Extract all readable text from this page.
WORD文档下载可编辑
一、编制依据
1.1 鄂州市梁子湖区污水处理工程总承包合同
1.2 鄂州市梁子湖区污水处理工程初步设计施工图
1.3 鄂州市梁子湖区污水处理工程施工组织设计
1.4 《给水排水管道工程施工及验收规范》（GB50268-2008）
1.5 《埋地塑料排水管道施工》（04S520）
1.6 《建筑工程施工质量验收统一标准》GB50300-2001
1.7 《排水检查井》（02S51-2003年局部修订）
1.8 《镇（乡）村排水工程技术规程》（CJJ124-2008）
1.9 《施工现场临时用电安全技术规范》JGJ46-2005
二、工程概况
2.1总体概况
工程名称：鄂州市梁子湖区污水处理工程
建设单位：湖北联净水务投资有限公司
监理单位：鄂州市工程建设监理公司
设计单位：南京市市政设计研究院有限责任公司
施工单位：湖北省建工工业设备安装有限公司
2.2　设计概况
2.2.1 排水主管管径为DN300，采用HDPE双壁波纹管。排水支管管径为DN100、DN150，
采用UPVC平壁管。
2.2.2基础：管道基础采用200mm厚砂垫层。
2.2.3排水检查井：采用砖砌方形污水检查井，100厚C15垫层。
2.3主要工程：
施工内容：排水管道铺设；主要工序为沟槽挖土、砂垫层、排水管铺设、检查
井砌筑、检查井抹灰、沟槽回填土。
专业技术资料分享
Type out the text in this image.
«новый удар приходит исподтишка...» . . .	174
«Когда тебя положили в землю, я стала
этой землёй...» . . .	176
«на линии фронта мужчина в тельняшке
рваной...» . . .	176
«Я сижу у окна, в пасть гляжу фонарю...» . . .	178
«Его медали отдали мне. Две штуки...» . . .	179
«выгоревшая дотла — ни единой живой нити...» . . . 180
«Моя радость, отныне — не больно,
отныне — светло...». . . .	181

### REQUIREMENTS
Every entry must be retyped in full, exactly as given.

### RESPONSE
Extract all readable text from this page.
WORD文档下载可编辑
一、编制依据
1.1 鄂州市梁子湖区污水处理工程总承包合同
1.2 鄂州市梁子湖区污水处理工程初步设计施工图
1.3 鄂州市梁子湖区污水处理工程施工组织设计
1.4 《给水排水管道工程施工及验收规范》（GB50268-2008）
1.5 《埋地塑料排水管道施工》（04S520）
1.6 《建筑工程施工质量验收统一标准》GB50300-2001
1.7 《排水检查井》（02S51-2003年局部修订）
1.8 《镇（乡）村排水工程技术规程》（CJJ124-2008）
1.9 《施工现场临时用电安全技术规范》JGJ46-2005
二、工程概况
2.1总体概况
工程名称：鄂州市梁子湖区污水处理工程
建设单位：湖北联净水务投资有限公司
监理单位：鄂州市工程建设监理公司
设计单位：南京市市政设计研究院有限责任公司
施工单位：湖北省建工工业设备安装有限公司
2.2　设计概况
2.2.1 排水主管管径为DN300，采用HDPE双壁波纹管。排水支管管径为DN100、DN150，
采用UPVC平壁管。
2.2.2基础：管道基础采用200mm厚砂垫层。
2.2.3排水检查井：采用砖砌方形污水检查井，100厚C15垫层。
2.3主要工程：
施工内容：排水管道铺设；主要工序为沟槽挖土、砂垫层、排水管铺设、检查
井砌筑、检查井抹灰、沟槽回填土。
专业技术资料分享
Type out the text in this image.
«новый удар приходит исподтишка...» . . .	174
«Когда тебя положили в землю, я стала
этой землёй...» . . .	176
«на линии фронта мужчина в тельняшке
рваной...» . . .	176
«Я сижу у окна, в пасть гляжу фонарю...» . . .	178
«Его медали отдали мне. Две штуки...» . . .	179
«выгоревшая дотла — ни единой живой нити...» . . . 180
«Моя радость, отныне — не больно,
отныне — светло...». . . .	181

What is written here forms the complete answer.